Requirement:
State how many lines of the entries hold the string "Insight", and output nothing but that count.
·····
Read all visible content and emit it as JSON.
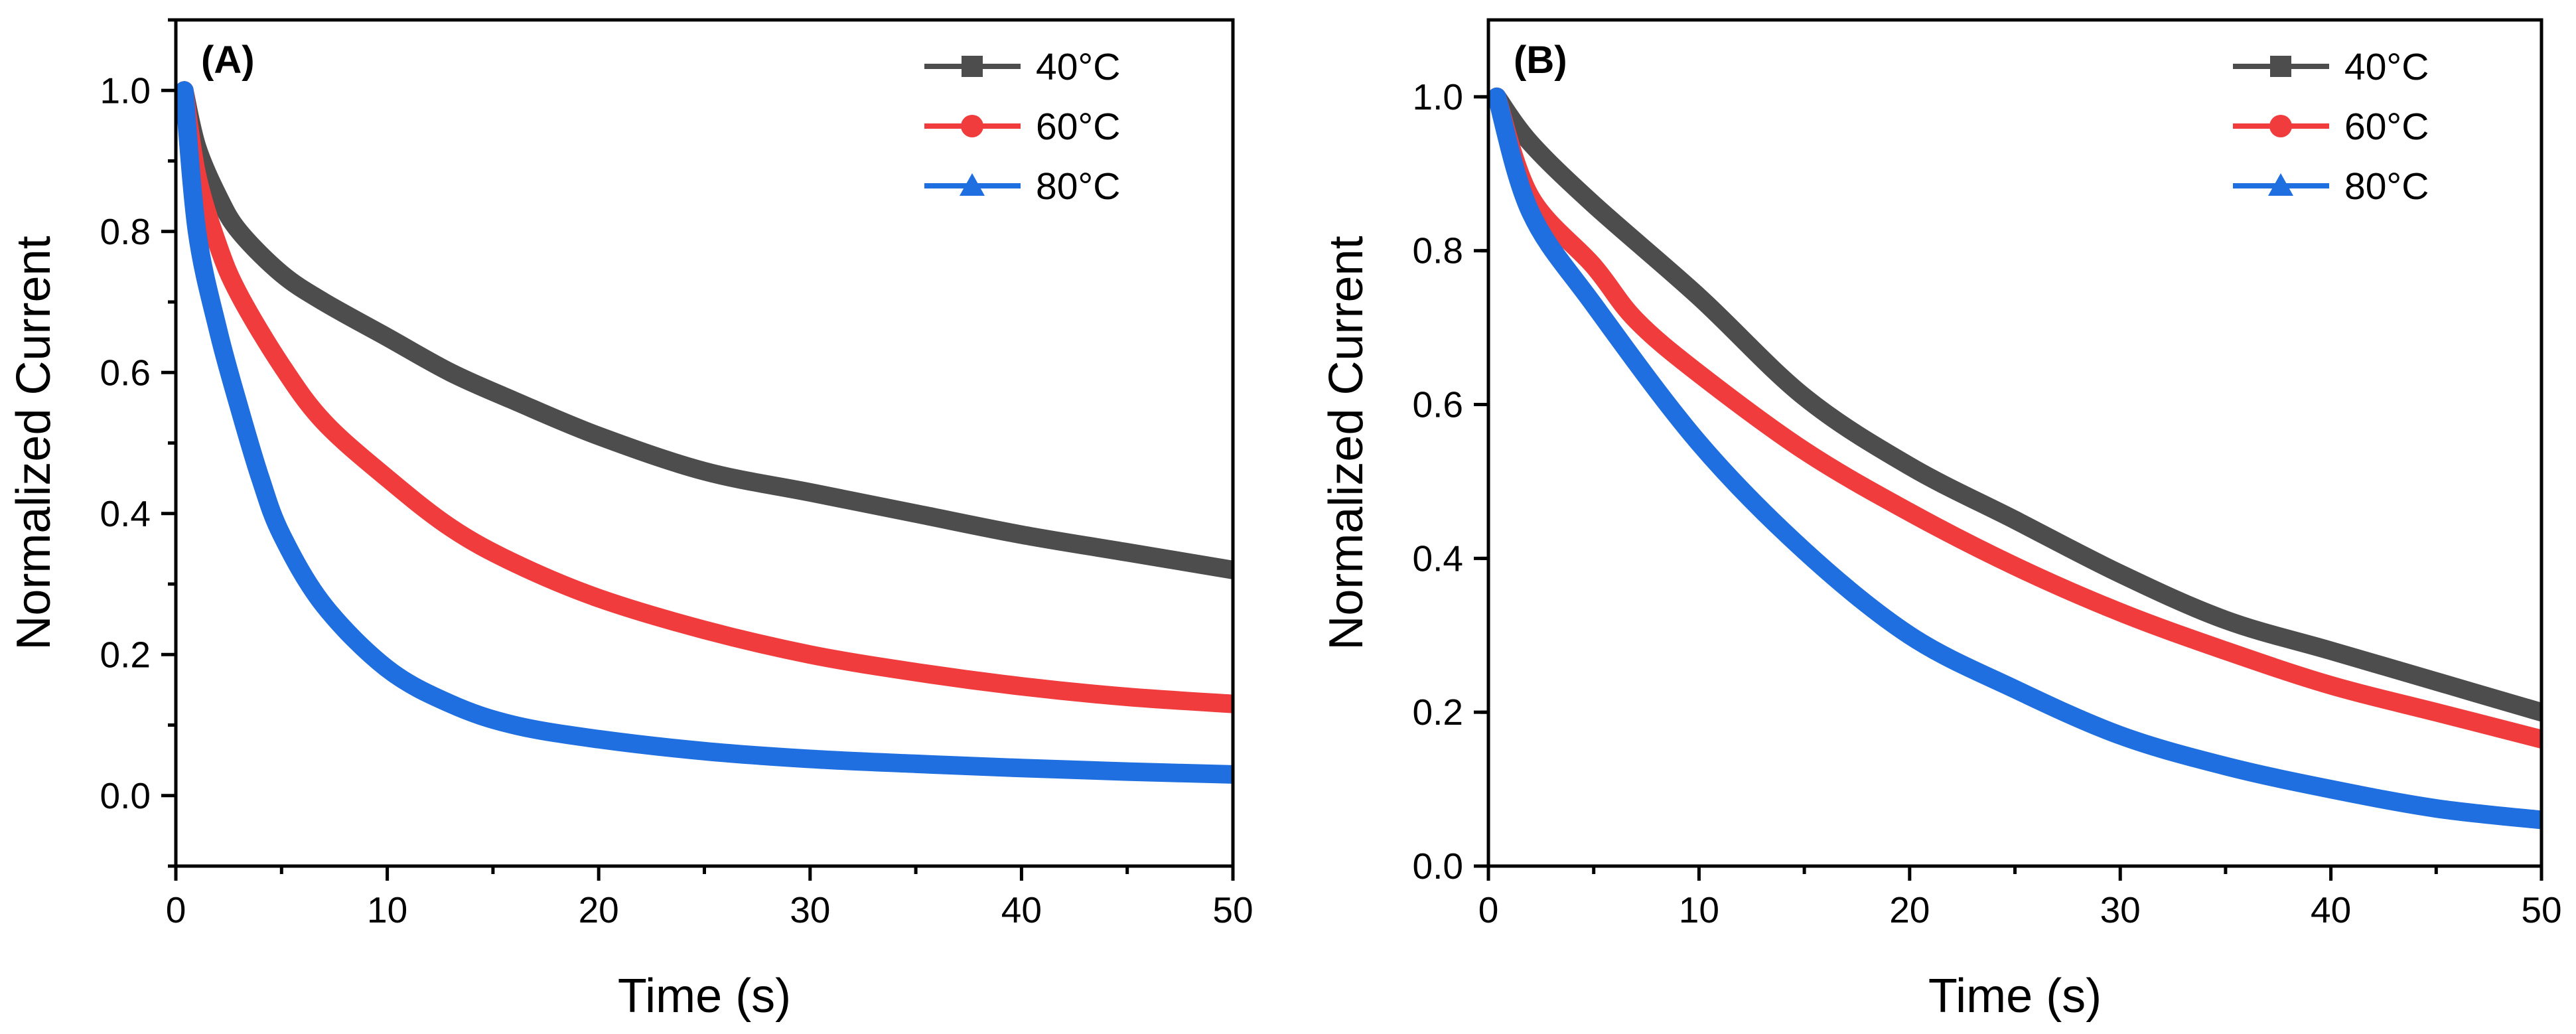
{
  "chart_data": [
    {
      "type": "line",
      "panel_label": "(A)",
      "xlabel": "Time (s)",
      "ylabel": "Normalized Current",
      "xlim": [
        0,
        50
      ],
      "ylim": [
        -0.1,
        1.1
      ],
      "xticks": [
        0,
        10,
        20,
        30,
        40,
        50
      ],
      "yticks": [
        0.0,
        0.2,
        0.4,
        0.6,
        0.8,
        1.0
      ],
      "xtick_labels": [
        "0",
        "10",
        "20",
        "30",
        "40",
        "50"
      ],
      "ytick_labels": [
        "0.0",
        "0.2",
        "0.4",
        "0.6",
        "0.8",
        "1.0"
      ],
      "legend_position": "top-right",
      "series": [
        {
          "name": "40°C",
          "color": "#4d4d4d",
          "marker": "square",
          "x": [
            0.4,
            1,
            2,
            3,
            5,
            7,
            10,
            13,
            16,
            20,
            25,
            30,
            35,
            40,
            45,
            50
          ],
          "y": [
            1.0,
            0.92,
            0.85,
            0.8,
            0.74,
            0.7,
            0.65,
            0.6,
            0.56,
            0.51,
            0.46,
            0.43,
            0.4,
            0.37,
            0.345,
            0.32
          ]
        },
        {
          "name": "60°C",
          "color": "#f03c3c",
          "marker": "circle",
          "x": [
            0.4,
            1,
            2,
            3,
            5,
            7,
            10,
            13,
            16,
            20,
            25,
            30,
            35,
            40,
            45,
            50
          ],
          "y": [
            1.0,
            0.88,
            0.78,
            0.71,
            0.61,
            0.53,
            0.45,
            0.38,
            0.33,
            0.28,
            0.235,
            0.2,
            0.175,
            0.155,
            0.14,
            0.13
          ]
        },
        {
          "name": "80°C",
          "color": "#1f6fe0",
          "marker": "triangle",
          "x": [
            0.4,
            1,
            2,
            3,
            4,
            5,
            7,
            10,
            13,
            16,
            20,
            25,
            30,
            35,
            40,
            45,
            50
          ],
          "y": [
            1.0,
            0.8,
            0.66,
            0.55,
            0.45,
            0.37,
            0.27,
            0.18,
            0.13,
            0.1,
            0.08,
            0.063,
            0.052,
            0.045,
            0.039,
            0.034,
            0.03
          ]
        }
      ]
    },
    {
      "type": "line",
      "panel_label": "(B)",
      "xlabel": "Time (s)",
      "ylabel": "Normalized Current",
      "xlim": [
        0,
        50
      ],
      "ylim": [
        0,
        1.1
      ],
      "xticks": [
        0,
        10,
        20,
        30,
        40,
        50
      ],
      "yticks": [
        0.0,
        0.2,
        0.4,
        0.6,
        0.8,
        1.0
      ],
      "xtick_labels": [
        "0",
        "10",
        "20",
        "30",
        "40",
        "50"
      ],
      "ytick_labels": [
        "0.0",
        "0.2",
        "0.4",
        "0.6",
        "0.8",
        "1.0"
      ],
      "legend_position": "top-right",
      "series": [
        {
          "name": "40°C",
          "color": "#4d4d4d",
          "marker": "square",
          "x": [
            0.4,
            2,
            5,
            10,
            15,
            20,
            25,
            30,
            35,
            40,
            45,
            50
          ],
          "y": [
            1.0,
            0.94,
            0.86,
            0.74,
            0.61,
            0.52,
            0.45,
            0.38,
            0.32,
            0.28,
            0.24,
            0.2
          ]
        },
        {
          "name": "60°C",
          "color": "#f03c3c",
          "marker": "circle",
          "x": [
            0.4,
            2,
            5,
            7,
            10,
            15,
            20,
            25,
            30,
            35,
            40,
            45,
            50
          ],
          "y": [
            1.0,
            0.87,
            0.78,
            0.71,
            0.64,
            0.54,
            0.46,
            0.39,
            0.33,
            0.28,
            0.235,
            0.2,
            0.165
          ]
        },
        {
          "name": "80°C",
          "color": "#1f6fe0",
          "marker": "triangle",
          "x": [
            0.4,
            2,
            5,
            10,
            15,
            20,
            25,
            30,
            35,
            40,
            45,
            50
          ],
          "y": [
            1.0,
            0.85,
            0.73,
            0.55,
            0.41,
            0.3,
            0.23,
            0.17,
            0.13,
            0.1,
            0.075,
            0.06
          ]
        }
      ]
    }
  ]
}
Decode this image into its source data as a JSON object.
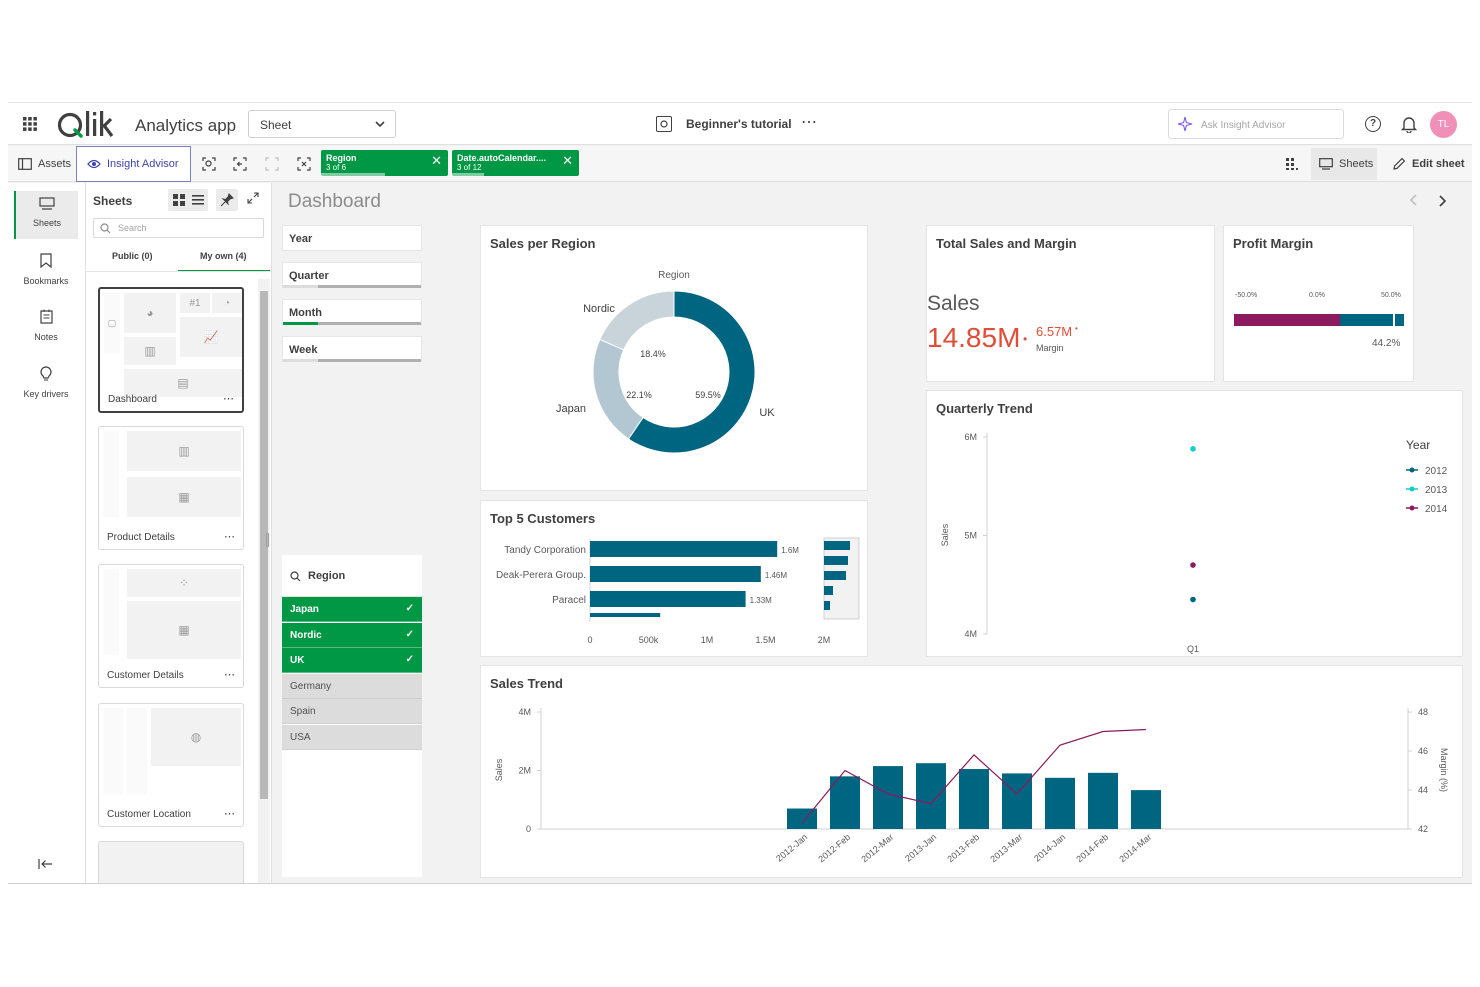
{
  "header": {
    "app_name": "Analytics app",
    "sheet_select": "Sheet",
    "tutorial": "Beginner's tutorial",
    "ask_placeholder": "Ask Insight Advisor",
    "avatar": "TL"
  },
  "toolbar": {
    "assets": "Assets",
    "insight_advisor": "Insight Advisor",
    "chips": [
      {
        "label": "Region",
        "sub": "3 of 6"
      },
      {
        "label": "Date.autoCalendar....",
        "sub": "3 of 12"
      }
    ],
    "sheets": "Sheets",
    "edit_sheet": "Edit sheet"
  },
  "rail": {
    "items": [
      {
        "label": "Sheets"
      },
      {
        "label": "Bookmarks"
      },
      {
        "label": "Notes"
      },
      {
        "label": "Key drivers"
      }
    ]
  },
  "sheet_panel": {
    "title": "Sheets",
    "search_placeholder": "Search",
    "tabs": [
      "Public (0)",
      "My own (4)"
    ],
    "sheets": [
      "Dashboard",
      "Product Details",
      "Customer Details",
      "Customer Location"
    ]
  },
  "dashboard": {
    "title": "Dashboard",
    "filters": [
      {
        "label": "Year",
        "fill": 0
      },
      {
        "label": "Quarter",
        "fill": 0.25
      },
      {
        "label": "Month",
        "fill": 0.25
      },
      {
        "label": "Week",
        "fill": 0.25
      }
    ],
    "region_filter": {
      "label": "Region",
      "selected": [
        "Japan",
        "Nordic",
        "UK"
      ],
      "excluded": [
        "Germany",
        "Spain",
        "USA"
      ]
    }
  },
  "sales_per_region": {
    "title": "Sales per Region",
    "legend_title": "Region"
  },
  "total_sales": {
    "title": "Total Sales and Margin",
    "label": "Sales",
    "value": "14.85M",
    "margin_value": "6.57M",
    "margin_label": "Margin",
    "color": "#e04e39"
  },
  "profit_margin": {
    "title": "Profit Margin",
    "ticks": [
      "-50.0%",
      "0.0%",
      "50.0%"
    ],
    "value_label": "44.2%"
  },
  "quarterly_trend": {
    "title": "Quarterly Trend"
  },
  "top_customers": {
    "title": "Top 5 Customers"
  },
  "sales_trend": {
    "title": "Sales Trend"
  },
  "chart_data": [
    {
      "type": "pie",
      "title": "Sales per Region",
      "legend_title": "Region",
      "categories": [
        "UK",
        "Japan",
        "Nordic"
      ],
      "values": [
        59.5,
        22.1,
        18.4
      ],
      "labels": [
        "59.5%",
        "22.1%",
        "18.4%"
      ],
      "colors": [
        "#006580",
        "#b3c7d2",
        "#c8d3da"
      ]
    },
    {
      "type": "bar",
      "title": "Top 5 Customers",
      "orientation": "horizontal",
      "categories": [
        "Tandy Corporation",
        "Deak-Perera Group.",
        "Paracel"
      ],
      "values": [
        1600000,
        1460000,
        1330000
      ],
      "labels": [
        "1.6M",
        "1.46M",
        "1.33M"
      ],
      "x_ticks": [
        "0",
        "500k",
        "1M",
        "1.5M",
        "2M"
      ],
      "xlim": [
        0,
        2000000
      ],
      "color": "#006580"
    },
    {
      "type": "scatter",
      "title": "Quarterly Trend",
      "ylabel": "Sales",
      "categories": [
        "Q1"
      ],
      "y_ticks": [
        "4M",
        "5M",
        "6M"
      ],
      "ylim": [
        4000000,
        6000000
      ],
      "legend_title": "Year",
      "series": [
        {
          "name": "2012",
          "values": [
            4350000
          ],
          "color": "#006580"
        },
        {
          "name": "2013",
          "values": [
            5880000
          ],
          "color": "#10cfc9"
        },
        {
          "name": "2014",
          "values": [
            4700000
          ],
          "color": "#8b1a5e"
        }
      ]
    },
    {
      "type": "bar",
      "title": "Sales Trend",
      "ylabel": "Sales",
      "y2label": "Margin (%)",
      "categories": [
        "2012-Jan",
        "2012-Feb",
        "2012-Mar",
        "2013-Jan",
        "2013-Feb",
        "2013-Mar",
        "2014-Jan",
        "2014-Feb",
        "2014-Mar"
      ],
      "y_ticks": [
        "0",
        "2M",
        "4M"
      ],
      "ylim": [
        0,
        4000000
      ],
      "y2_ticks": [
        "42",
        "44",
        "46",
        "48"
      ],
      "y2lim": [
        42,
        48
      ],
      "series": [
        {
          "name": "Sales",
          "type": "bar",
          "values": [
            700000,
            1800000,
            2150000,
            2250000,
            2050000,
            1900000,
            1750000,
            1920000,
            1330000
          ],
          "color": "#006580"
        },
        {
          "name": "Margin",
          "type": "line",
          "values": [
            42.3,
            45.0,
            43.8,
            43.3,
            45.8,
            43.8,
            46.3,
            47.0,
            47.1
          ],
          "color": "#8b1a5e"
        }
      ]
    }
  ]
}
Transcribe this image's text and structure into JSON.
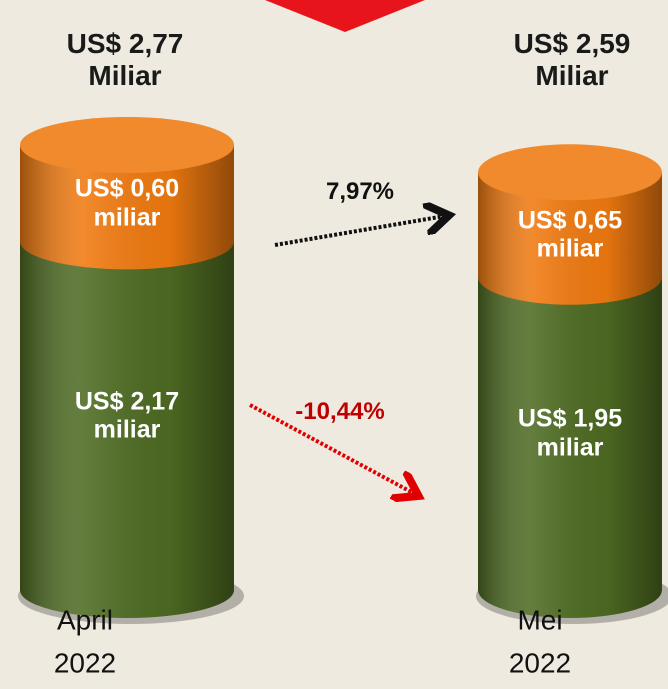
{
  "chart_data": {
    "type": "stacked_cylinder",
    "categories": [
      "April 2022",
      "Mei 2022"
    ],
    "series": [
      {
        "color": "#4e6b22",
        "values": [
          2.17,
          1.95
        ],
        "value_labels": [
          "US$ 2,17 miliar",
          "US$ 1,95 miliar"
        ]
      },
      {
        "color": "#f07a10",
        "values": [
          0.6,
          0.65
        ],
        "value_labels": [
          "US$ 0,60 miliar",
          "US$ 0,65 miliar"
        ]
      }
    ],
    "total_labels": [
      "US$ 2,77 Miliar",
      "US$ 2,59 Miliar"
    ],
    "annotations": [
      {
        "text": "7,97%",
        "color": "#111111"
      },
      {
        "text": "-10,44%",
        "color": "#c00000"
      }
    ],
    "ylim": [
      0,
      2.77
    ]
  }
}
·····
Response to the exercise:
2